Below is a block of records: output all of them exactly and leave out the pictures.

DATA RECORDS -
_ _ _ _ _ _ _

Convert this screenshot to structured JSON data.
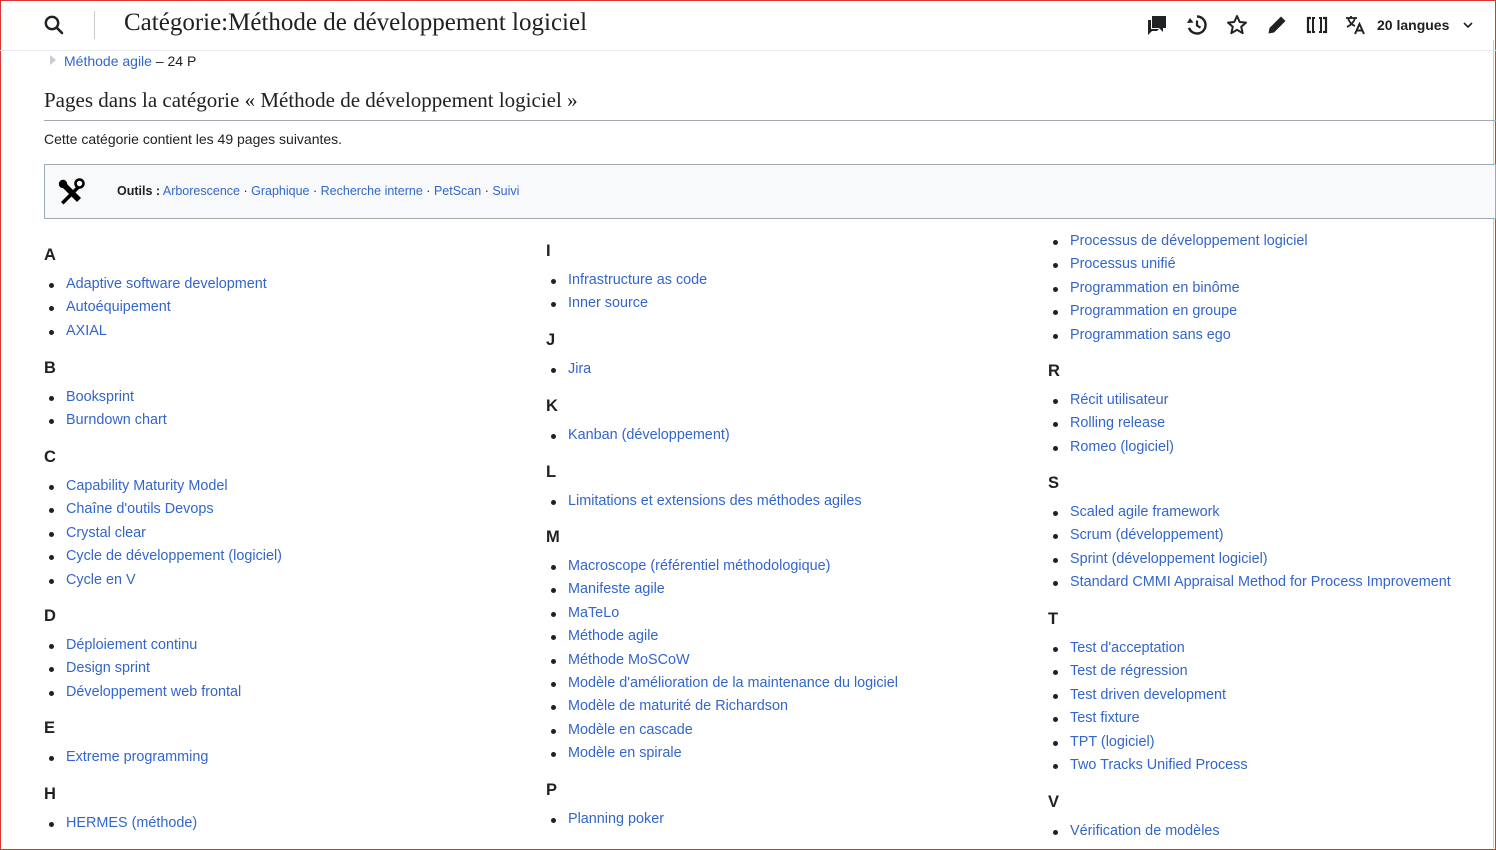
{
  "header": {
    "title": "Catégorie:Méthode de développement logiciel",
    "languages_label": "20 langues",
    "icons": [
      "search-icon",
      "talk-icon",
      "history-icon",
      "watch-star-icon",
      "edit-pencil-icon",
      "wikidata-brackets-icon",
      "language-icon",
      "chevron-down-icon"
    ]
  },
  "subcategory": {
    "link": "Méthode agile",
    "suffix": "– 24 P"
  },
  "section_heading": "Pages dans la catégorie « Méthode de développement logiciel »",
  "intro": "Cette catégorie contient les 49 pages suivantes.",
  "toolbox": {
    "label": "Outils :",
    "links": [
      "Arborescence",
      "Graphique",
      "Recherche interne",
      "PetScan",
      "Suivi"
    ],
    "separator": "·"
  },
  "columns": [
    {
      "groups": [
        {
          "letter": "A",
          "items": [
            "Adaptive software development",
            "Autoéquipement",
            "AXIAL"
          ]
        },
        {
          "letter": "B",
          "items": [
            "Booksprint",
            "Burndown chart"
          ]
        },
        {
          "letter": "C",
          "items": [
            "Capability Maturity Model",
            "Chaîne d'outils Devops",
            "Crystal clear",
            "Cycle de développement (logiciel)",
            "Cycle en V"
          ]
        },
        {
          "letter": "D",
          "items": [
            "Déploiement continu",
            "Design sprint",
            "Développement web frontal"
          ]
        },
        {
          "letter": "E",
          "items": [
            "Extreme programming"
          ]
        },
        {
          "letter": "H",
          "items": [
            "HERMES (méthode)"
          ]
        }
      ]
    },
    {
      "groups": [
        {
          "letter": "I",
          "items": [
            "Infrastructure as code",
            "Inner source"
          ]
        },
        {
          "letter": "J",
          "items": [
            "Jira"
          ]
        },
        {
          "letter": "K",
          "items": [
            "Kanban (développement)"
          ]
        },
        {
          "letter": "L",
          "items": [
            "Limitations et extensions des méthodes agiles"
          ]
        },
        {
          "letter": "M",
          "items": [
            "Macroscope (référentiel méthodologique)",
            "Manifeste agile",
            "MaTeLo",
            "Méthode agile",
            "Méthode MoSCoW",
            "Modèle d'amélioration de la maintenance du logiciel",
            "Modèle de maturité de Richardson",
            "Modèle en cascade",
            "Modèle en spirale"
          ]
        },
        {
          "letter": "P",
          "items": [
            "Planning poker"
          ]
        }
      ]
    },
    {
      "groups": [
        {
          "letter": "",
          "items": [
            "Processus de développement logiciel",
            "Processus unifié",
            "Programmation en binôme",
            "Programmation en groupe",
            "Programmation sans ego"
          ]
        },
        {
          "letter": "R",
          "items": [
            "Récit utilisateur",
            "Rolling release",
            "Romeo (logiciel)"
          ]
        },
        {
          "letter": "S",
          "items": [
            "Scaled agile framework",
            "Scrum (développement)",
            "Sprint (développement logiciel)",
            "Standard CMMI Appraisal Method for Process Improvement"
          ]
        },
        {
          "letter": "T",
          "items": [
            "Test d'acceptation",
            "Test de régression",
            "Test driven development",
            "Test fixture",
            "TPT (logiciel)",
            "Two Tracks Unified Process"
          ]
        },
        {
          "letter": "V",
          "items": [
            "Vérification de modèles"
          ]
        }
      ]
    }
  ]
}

_ _ _ _ _ _ _

EXPECTED ANSWER -
Convert this screenshot to structured JSON data.
{
  "header": {
    "title": "Catégorie:Méthode de développement logiciel",
    "languages_label": "20 langues",
    "icons": [
      "search-icon",
      "talk-icon",
      "history-icon",
      "watch-star-icon",
      "edit-pencil-icon",
      "wikidata-brackets-icon",
      "language-icon",
      "chevron-down-icon"
    ]
  },
  "subcategory": {
    "link": "Méthode agile",
    "suffix": "– 24 P"
  },
  "section_heading": "Pages dans la catégorie « Méthode de développement logiciel »",
  "intro": "Cette catégorie contient les 49 pages suivantes.",
  "toolbox": {
    "label": "Outils :",
    "links": [
      "Arborescence",
      "Graphique",
      "Recherche interne",
      "PetScan",
      "Suivi"
    ],
    "separator": "·"
  },
  "columns": [
    {
      "groups": [
        {
          "letter": "A",
          "items": [
            "Adaptive software development",
            "Autoéquipement",
            "AXIAL"
          ]
        },
        {
          "letter": "B",
          "items": [
            "Booksprint",
            "Burndown chart"
          ]
        },
        {
          "letter": "C",
          "items": [
            "Capability Maturity Model",
            "Chaîne d'outils Devops",
            "Crystal clear",
            "Cycle de développement (logiciel)",
            "Cycle en V"
          ]
        },
        {
          "letter": "D",
          "items": [
            "Déploiement continu",
            "Design sprint",
            "Développement web frontal"
          ]
        },
        {
          "letter": "E",
          "items": [
            "Extreme programming"
          ]
        },
        {
          "letter": "H",
          "items": [
            "HERMES (méthode)"
          ]
        }
      ]
    },
    {
      "groups": [
        {
          "letter": "I",
          "items": [
            "Infrastructure as code",
            "Inner source"
          ]
        },
        {
          "letter": "J",
          "items": [
            "Jira"
          ]
        },
        {
          "letter": "K",
          "items": [
            "Kanban (développement)"
          ]
        },
        {
          "letter": "L",
          "items": [
            "Limitations et extensions des méthodes agiles"
          ]
        },
        {
          "letter": "M",
          "items": [
            "Macroscope (référentiel méthodologique)",
            "Manifeste agile",
            "MaTeLo",
            "Méthode agile",
            "Méthode MoSCoW",
            "Modèle d'amélioration de la maintenance du logiciel",
            "Modèle de maturité de Richardson",
            "Modèle en cascade",
            "Modèle en spirale"
          ]
        },
        {
          "letter": "P",
          "items": [
            "Planning poker"
          ]
        }
      ]
    },
    {
      "groups": [
        {
          "letter": "",
          "items": [
            "Processus de développement logiciel",
            "Processus unifié",
            "Programmation en binôme",
            "Programmation en groupe",
            "Programmation sans ego"
          ]
        },
        {
          "letter": "R",
          "items": [
            "Récit utilisateur",
            "Rolling release",
            "Romeo (logiciel)"
          ]
        },
        {
          "letter": "S",
          "items": [
            "Scaled agile framework",
            "Scrum (développement)",
            "Sprint (développement logiciel)",
            "Standard CMMI Appraisal Method for Process Improvement"
          ]
        },
        {
          "letter": "T",
          "items": [
            "Test d'acceptation",
            "Test de régression",
            "Test driven development",
            "Test fixture",
            "TPT (logiciel)",
            "Two Tracks Unified Process"
          ]
        },
        {
          "letter": "V",
          "items": [
            "Vérification de modèles"
          ]
        }
      ]
    }
  ]
}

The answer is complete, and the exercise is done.